# START OF DATA

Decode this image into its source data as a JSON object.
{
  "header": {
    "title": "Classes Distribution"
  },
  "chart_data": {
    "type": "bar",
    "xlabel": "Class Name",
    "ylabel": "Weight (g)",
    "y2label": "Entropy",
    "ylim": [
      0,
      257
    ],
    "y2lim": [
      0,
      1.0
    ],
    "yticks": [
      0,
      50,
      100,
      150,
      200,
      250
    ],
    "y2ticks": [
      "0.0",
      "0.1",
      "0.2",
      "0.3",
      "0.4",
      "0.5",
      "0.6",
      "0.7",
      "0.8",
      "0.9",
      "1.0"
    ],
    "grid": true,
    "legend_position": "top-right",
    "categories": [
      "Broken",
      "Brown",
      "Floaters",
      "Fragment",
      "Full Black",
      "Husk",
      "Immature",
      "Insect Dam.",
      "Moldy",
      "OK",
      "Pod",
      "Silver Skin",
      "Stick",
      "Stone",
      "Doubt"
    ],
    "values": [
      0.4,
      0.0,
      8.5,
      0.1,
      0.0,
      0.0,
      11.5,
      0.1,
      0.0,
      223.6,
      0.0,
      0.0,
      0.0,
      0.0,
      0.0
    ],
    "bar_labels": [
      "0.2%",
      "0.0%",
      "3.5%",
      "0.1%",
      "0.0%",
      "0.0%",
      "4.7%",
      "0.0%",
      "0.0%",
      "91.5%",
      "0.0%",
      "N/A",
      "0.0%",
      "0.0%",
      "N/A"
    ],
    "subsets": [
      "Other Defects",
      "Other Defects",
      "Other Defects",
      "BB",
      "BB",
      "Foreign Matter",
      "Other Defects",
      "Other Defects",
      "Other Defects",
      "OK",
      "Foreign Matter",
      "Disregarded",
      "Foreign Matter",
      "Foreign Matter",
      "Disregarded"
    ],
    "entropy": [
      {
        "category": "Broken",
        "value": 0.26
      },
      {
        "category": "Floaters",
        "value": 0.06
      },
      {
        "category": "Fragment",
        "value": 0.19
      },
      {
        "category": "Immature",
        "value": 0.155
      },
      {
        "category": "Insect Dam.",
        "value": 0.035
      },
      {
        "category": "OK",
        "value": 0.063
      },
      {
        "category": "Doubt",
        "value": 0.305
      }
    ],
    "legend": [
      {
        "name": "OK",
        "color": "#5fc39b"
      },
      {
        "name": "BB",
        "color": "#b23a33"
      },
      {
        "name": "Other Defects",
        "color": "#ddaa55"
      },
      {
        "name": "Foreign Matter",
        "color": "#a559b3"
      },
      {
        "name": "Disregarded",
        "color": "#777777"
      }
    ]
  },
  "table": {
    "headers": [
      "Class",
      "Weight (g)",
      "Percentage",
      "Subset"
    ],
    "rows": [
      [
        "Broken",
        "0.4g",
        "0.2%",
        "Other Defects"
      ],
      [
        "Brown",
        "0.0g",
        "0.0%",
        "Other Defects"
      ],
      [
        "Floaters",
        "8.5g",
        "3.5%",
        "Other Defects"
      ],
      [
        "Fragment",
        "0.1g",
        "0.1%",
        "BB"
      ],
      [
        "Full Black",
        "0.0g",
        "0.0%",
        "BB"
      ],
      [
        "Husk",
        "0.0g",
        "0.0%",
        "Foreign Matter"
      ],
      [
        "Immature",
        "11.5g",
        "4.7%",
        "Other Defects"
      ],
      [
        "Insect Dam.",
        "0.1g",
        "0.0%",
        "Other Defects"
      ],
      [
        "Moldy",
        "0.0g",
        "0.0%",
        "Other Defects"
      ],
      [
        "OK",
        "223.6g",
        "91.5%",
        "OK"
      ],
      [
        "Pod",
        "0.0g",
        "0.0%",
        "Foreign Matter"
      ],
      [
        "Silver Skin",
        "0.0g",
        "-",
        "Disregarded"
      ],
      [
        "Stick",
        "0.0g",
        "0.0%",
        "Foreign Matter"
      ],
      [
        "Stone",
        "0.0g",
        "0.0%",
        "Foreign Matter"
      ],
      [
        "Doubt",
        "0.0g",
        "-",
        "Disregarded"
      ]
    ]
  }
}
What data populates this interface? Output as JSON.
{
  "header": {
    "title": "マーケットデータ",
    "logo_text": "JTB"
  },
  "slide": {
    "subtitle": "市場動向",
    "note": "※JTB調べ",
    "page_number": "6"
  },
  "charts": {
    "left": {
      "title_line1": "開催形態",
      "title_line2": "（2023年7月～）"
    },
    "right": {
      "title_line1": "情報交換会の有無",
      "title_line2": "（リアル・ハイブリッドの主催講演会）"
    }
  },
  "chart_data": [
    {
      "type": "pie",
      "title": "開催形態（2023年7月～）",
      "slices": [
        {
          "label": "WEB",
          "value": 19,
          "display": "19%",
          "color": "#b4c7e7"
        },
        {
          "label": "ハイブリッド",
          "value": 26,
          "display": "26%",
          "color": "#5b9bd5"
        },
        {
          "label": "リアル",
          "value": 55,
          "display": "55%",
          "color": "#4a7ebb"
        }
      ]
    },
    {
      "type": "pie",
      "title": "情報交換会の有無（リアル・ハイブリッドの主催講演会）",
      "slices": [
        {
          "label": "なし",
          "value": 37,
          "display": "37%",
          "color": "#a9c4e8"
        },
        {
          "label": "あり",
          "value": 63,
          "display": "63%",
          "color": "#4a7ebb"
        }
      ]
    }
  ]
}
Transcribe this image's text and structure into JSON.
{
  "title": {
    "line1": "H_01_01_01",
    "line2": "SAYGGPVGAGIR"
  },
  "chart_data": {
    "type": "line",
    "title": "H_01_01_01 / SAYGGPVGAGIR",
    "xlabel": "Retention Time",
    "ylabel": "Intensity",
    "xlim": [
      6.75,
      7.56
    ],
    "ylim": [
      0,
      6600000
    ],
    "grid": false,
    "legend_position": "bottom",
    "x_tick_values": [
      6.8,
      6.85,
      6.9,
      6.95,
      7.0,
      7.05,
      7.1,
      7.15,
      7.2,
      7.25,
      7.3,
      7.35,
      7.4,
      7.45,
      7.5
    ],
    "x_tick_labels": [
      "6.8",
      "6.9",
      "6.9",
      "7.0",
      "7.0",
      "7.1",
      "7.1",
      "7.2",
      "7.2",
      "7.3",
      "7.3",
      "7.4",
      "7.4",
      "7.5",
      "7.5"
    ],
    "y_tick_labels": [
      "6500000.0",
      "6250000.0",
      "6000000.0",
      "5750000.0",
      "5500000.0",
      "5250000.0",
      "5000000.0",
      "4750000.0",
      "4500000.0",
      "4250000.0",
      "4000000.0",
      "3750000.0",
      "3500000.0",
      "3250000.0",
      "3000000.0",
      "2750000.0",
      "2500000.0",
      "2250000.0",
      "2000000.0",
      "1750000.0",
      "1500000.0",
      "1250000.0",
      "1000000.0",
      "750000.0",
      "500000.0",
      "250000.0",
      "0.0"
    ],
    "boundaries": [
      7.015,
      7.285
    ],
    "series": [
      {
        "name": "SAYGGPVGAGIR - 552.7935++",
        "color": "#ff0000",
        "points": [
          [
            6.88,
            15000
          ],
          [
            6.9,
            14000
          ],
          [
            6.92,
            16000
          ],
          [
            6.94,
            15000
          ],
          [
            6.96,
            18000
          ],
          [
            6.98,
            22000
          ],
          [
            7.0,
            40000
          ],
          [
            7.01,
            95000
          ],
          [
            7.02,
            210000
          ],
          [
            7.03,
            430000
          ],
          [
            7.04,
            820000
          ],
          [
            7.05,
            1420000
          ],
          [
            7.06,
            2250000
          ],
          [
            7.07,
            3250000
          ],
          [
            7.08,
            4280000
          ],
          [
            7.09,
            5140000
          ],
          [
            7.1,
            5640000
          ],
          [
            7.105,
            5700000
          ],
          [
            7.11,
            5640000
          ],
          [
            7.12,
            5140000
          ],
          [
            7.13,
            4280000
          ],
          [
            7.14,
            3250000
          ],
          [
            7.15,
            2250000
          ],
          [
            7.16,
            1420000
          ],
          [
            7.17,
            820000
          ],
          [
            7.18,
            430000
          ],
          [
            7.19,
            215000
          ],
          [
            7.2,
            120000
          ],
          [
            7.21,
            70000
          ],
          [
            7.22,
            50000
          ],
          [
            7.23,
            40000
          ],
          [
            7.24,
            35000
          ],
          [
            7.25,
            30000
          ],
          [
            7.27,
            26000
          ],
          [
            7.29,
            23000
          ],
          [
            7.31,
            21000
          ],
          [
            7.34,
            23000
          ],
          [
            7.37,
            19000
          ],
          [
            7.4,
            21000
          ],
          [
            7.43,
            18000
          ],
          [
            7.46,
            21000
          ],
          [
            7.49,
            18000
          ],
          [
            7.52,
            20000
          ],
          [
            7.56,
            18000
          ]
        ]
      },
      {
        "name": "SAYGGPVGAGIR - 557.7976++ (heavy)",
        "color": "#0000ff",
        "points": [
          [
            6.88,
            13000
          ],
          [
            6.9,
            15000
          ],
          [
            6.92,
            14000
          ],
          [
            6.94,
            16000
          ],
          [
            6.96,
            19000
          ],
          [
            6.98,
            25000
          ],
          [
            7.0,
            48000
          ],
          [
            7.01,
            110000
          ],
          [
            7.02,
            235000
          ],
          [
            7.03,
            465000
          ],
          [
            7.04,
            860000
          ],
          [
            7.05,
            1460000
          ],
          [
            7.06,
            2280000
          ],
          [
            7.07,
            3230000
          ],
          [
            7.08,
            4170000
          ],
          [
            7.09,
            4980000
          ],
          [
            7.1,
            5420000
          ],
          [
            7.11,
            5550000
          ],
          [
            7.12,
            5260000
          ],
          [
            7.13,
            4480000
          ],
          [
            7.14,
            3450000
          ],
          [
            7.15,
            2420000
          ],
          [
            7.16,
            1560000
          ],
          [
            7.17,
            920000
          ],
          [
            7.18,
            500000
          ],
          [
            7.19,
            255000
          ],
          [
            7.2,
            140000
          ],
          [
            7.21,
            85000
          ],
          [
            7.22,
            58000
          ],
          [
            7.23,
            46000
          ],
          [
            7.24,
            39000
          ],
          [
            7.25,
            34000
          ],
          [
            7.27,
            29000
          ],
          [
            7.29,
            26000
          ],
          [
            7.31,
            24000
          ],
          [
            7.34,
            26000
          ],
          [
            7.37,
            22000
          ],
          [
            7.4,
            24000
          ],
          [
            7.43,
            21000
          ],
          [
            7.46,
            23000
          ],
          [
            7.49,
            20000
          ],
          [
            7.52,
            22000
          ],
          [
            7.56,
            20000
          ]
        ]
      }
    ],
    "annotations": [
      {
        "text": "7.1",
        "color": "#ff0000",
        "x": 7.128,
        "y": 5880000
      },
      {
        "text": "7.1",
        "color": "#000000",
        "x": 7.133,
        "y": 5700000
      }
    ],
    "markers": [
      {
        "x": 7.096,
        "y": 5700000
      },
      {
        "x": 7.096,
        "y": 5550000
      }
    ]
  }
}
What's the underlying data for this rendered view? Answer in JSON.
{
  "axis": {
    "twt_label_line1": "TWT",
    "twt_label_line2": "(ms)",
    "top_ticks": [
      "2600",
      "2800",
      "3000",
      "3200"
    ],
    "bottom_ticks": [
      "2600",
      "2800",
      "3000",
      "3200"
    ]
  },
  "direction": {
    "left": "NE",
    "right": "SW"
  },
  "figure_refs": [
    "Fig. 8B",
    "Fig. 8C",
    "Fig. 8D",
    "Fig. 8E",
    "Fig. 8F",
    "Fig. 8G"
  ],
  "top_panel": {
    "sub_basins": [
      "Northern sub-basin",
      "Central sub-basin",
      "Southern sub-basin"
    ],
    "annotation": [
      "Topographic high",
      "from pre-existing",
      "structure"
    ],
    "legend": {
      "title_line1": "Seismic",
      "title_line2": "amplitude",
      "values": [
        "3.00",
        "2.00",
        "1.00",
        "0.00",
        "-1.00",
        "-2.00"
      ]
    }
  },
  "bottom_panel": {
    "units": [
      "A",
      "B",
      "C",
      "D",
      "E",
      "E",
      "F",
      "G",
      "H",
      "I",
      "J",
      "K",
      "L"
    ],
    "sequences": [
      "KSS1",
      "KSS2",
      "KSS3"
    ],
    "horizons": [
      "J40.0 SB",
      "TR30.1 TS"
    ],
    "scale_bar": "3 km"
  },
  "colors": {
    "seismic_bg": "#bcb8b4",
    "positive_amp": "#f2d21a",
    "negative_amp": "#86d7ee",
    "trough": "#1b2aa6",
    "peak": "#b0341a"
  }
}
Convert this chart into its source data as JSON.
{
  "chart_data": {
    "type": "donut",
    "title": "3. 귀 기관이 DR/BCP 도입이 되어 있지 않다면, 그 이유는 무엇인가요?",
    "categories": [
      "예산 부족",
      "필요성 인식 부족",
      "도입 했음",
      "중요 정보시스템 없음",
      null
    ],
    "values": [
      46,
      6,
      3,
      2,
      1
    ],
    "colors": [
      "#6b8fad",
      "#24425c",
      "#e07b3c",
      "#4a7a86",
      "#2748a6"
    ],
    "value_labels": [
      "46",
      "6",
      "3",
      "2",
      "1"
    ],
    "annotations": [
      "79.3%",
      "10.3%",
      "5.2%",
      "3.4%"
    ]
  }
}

# END OF DATA

WHAT THIS TASK INVOLVES:
Repeat exactly the lines above from the line that contains "Convert this chart" through the end. Include both of these ends; leave out everything else.

EXERCISE OUTPUT:
Convert this chart into its source data as JSON.
{
  "chart_data": {
    "type": "donut",
    "title": "3. 귀 기관이 DR/BCP 도입이 되어 있지 않다면, 그 이유는 무엇인가요?",
    "categories": [
      "예산 부족",
      "필요성 인식 부족",
      "도입 했음",
      "중요 정보시스템 없음",
      null
    ],
    "values": [
      46,
      6,
      3,
      2,
      1
    ],
    "colors": [
      "#6b8fad",
      "#24425c",
      "#e07b3c",
      "#4a7a86",
      "#2748a6"
    ],
    "value_labels": [
      "46",
      "6",
      "3",
      "2",
      "1"
    ],
    "annotations": [
      "79.3%",
      "10.3%",
      "5.2%",
      "3.4%"
    ]
  }
}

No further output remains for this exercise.